WHAT THIS TASK INVOLVES: Tally the lines holding "zonal" and state only that figure.

--- begin DATA EXCERPTS ---

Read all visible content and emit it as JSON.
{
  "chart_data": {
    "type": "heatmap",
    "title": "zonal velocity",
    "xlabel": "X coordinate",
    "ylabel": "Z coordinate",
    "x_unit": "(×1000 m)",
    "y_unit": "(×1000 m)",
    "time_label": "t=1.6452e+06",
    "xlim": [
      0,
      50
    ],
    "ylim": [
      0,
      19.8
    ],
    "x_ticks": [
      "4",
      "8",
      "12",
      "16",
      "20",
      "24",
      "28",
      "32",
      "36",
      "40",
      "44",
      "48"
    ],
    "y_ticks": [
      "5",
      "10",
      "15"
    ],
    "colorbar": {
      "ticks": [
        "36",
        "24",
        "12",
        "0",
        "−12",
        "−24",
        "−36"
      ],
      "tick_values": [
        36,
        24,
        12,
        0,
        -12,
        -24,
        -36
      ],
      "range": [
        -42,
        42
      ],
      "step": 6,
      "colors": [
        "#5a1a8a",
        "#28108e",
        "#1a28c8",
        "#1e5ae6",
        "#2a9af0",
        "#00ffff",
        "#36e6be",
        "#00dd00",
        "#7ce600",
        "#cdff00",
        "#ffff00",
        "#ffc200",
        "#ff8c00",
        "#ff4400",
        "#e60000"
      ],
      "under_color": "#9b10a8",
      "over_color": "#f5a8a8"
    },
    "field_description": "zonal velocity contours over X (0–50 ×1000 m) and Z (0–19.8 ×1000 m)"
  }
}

--- end DATA EXCERPTS ---

ANSWER TO THE PROBLEM: 2